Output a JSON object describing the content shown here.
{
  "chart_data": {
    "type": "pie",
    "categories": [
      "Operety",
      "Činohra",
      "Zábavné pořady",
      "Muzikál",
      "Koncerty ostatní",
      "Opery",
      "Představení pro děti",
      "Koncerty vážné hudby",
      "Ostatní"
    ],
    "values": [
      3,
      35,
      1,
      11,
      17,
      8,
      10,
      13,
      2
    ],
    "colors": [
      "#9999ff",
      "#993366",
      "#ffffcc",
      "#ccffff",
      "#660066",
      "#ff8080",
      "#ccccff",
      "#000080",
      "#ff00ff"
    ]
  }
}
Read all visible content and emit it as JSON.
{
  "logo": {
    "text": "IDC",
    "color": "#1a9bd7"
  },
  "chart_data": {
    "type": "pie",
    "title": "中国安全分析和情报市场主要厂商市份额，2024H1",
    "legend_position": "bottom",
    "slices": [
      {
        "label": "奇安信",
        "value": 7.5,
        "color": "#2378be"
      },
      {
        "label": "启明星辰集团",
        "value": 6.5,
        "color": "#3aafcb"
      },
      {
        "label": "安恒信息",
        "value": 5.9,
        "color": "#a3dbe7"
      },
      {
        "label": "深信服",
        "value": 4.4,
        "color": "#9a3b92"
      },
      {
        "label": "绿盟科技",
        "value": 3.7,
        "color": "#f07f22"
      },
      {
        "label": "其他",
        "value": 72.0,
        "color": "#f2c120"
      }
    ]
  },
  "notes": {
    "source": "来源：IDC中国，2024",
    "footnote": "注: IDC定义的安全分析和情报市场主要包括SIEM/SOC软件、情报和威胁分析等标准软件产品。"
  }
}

• _Written request_: Each line that holds the word "Koncerty" should be extracted from the records.

• _Task solution_:
      "Koncerty ostatní",
      "Koncerty vážné hudby",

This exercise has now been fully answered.